___ TESTO DI RIFERIMENTO ___

Francia: card. Barbarin (Lione), “spero che la sofferenza delle vittime ci abbia svegliati tutti”. Il ritiro “dipenderà dalla durata del processo d’appello”

Il card. Philippe Barbarin “sparirà” dai 36 consigli e comitati che presiede, dalle celebrazioni e dagli eventi pastorali in diocesi. “Mi ritiro dalla guida della diocesi”, resto in carica “se ci sono delle firme da fare”, in quanto responsabile legale, come ha spiegato in una intervista all’emittente Kto. La scelta del vicario generale, don Yves Baumgarten, uno dei tre della diocesi di Lione, si spiega con il fatto che don Baumgarten svolge il ruolo specifico di “moderator curiae”, cioè “veglia all’equilibrio generale” tra le istituzioni della curia. “Invito a pregare per lui perché sarà un grosso peso che gli cade sulle spalle ma è ben aiutato e sostenuto”. Questo “ritirarsi” è una misura che, “per quanto ne so non è prevista dal diritto canonico”, ma non infrange le norme della Chiesa, come ha verificato la cancelleria diocesana. Per la sua diocesi, che il cardinale definisce “vitale, inventiva”, il card. Barbarin desidera “un po’ di pace: so che la sofferenza è grande”. “L’immagine forgiata in questi anni è terribile e pesante da portare non solo per me ma per tutta la diocesi e voglio che si riparta nella libertà che spero il Signore donerà”. Aggiunge: “Spero che la sofferenza delle vittime ci abbia svegliati tutti nella Chiesa e non solo nella Chiesa ma nei diversi ambiti di questa società”. Quando rientrerà, non si sa: “Dipenderà dalla durata del processo d’appello”, possono essere mesi o anni. “Voglio che la vita continui nella vita della diocesi”. Il “ritiro” è effettivo dal 19 marzo, salvo alcuni lavori arretrati, corrispondenza da sbrigare. Sarà un “bel tempo di silenzio” in un monastero dove si ritirerà: “Non ci sarò a presiedere tutte le liturgie nella cattedrale che ci conducono alla festa di Pasqua, ma la vivrò intensamente in un monastero, nascosto”.

___ ESTRATTI DI DATI ___

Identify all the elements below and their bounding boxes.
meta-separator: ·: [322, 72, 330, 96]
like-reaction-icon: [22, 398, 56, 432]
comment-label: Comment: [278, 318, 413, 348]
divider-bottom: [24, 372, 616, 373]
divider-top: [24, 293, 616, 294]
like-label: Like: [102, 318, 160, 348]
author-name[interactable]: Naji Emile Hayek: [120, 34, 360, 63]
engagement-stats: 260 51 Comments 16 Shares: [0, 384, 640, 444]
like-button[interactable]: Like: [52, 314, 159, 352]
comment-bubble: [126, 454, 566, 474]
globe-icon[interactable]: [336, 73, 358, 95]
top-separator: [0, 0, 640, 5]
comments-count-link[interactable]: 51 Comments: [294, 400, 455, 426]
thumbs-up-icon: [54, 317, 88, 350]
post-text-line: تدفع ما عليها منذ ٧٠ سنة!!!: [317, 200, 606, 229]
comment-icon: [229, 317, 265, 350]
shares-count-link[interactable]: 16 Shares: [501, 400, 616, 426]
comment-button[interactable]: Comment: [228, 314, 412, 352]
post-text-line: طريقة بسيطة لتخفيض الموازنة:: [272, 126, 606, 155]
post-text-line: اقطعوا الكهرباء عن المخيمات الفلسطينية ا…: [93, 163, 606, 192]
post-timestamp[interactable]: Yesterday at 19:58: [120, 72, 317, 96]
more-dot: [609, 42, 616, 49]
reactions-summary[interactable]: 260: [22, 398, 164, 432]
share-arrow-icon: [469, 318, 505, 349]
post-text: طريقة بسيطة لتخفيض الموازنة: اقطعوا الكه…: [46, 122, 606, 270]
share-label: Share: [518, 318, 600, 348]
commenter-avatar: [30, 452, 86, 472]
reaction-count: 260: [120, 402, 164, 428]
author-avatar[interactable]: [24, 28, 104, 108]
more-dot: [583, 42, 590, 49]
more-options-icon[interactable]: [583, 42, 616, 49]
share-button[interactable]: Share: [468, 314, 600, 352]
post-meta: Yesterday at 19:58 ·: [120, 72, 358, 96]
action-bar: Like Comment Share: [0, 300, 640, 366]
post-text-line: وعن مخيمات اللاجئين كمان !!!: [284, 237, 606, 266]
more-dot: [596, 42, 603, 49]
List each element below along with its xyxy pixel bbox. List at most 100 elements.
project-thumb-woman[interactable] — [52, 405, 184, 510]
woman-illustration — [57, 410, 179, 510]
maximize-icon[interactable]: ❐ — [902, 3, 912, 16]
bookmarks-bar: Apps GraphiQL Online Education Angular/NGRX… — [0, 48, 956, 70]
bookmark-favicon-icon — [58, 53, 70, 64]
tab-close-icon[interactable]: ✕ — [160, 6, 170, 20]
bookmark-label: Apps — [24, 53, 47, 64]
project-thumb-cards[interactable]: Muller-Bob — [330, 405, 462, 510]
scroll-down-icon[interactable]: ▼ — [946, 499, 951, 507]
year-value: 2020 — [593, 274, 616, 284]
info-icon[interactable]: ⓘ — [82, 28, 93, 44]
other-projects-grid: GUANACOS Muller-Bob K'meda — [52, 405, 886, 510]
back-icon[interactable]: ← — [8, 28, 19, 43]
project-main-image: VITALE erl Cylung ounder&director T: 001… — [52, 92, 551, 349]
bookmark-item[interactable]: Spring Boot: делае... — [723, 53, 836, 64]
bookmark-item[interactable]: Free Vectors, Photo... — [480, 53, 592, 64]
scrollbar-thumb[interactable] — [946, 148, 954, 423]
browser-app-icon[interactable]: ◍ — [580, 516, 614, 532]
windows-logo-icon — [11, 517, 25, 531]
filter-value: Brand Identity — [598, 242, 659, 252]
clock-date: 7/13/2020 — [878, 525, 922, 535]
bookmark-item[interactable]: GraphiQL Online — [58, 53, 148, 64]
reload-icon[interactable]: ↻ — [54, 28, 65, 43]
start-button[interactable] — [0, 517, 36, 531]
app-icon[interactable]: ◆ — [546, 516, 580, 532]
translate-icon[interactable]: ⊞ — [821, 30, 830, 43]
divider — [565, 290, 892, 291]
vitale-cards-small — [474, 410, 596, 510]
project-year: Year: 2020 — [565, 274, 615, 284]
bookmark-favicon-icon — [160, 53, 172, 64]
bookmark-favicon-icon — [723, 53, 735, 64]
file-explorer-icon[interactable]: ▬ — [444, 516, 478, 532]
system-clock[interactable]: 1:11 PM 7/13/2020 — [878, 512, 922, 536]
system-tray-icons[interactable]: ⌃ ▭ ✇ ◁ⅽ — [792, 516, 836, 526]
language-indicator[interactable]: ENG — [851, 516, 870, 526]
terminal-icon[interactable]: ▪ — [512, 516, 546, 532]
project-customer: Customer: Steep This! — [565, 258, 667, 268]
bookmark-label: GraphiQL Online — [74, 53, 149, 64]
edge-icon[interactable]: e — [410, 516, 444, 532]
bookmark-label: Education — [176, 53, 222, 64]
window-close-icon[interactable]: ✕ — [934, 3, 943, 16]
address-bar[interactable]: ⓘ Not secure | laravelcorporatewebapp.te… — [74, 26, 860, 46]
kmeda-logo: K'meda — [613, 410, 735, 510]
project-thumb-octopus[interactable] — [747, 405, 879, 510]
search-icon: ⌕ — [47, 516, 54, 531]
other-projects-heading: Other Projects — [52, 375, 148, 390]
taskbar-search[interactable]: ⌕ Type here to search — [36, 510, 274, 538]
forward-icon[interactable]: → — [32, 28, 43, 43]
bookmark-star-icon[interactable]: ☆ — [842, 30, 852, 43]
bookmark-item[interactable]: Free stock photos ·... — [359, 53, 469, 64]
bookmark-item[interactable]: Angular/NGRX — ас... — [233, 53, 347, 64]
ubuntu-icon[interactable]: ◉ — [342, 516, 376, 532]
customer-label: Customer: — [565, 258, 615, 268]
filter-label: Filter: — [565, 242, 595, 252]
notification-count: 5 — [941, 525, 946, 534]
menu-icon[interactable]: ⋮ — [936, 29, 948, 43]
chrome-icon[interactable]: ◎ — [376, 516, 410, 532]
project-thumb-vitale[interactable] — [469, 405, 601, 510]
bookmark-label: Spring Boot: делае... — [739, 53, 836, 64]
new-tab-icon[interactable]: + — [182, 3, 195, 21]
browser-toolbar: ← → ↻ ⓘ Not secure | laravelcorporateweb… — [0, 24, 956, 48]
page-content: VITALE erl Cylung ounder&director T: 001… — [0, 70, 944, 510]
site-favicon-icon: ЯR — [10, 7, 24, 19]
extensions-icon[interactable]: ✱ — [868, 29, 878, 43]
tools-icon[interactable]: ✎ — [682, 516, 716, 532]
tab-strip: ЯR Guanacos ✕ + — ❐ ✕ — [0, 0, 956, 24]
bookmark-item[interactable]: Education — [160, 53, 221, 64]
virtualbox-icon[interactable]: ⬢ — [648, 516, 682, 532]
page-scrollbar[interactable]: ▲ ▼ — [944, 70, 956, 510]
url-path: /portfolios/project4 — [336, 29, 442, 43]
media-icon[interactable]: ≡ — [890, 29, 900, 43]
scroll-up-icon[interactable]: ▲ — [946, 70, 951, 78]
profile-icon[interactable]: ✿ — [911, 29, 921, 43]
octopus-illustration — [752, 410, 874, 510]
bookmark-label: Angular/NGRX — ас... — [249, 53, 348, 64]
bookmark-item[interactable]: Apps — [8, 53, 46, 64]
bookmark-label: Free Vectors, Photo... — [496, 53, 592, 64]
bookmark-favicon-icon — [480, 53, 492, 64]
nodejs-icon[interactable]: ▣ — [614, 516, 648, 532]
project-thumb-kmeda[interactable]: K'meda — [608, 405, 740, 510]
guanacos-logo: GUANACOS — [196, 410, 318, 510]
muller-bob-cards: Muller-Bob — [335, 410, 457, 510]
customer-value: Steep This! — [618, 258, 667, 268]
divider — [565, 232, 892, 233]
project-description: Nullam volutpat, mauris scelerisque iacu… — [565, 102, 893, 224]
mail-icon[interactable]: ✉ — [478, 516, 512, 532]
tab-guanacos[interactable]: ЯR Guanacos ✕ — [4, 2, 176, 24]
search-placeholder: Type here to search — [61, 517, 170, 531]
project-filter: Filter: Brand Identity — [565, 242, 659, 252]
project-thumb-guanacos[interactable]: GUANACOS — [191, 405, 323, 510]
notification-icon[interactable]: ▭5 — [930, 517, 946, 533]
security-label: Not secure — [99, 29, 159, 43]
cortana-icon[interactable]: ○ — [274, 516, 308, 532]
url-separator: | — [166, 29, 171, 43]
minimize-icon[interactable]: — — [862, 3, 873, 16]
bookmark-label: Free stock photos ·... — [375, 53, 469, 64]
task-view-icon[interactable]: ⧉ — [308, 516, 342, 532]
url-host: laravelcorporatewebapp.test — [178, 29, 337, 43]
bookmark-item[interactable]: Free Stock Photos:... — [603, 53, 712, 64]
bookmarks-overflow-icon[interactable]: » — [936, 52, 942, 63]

___

COMPITO DA SVOLGERE: Secondo il testo di riferimento sul cardinale Barbarin, da quale data è effettivo il suo ritiro? Le voci non hanno alcun legame con il testo di riferimento.

SOLUZIONE DEL COMPITO: Il ritiro è effettivo dal 19 marzo.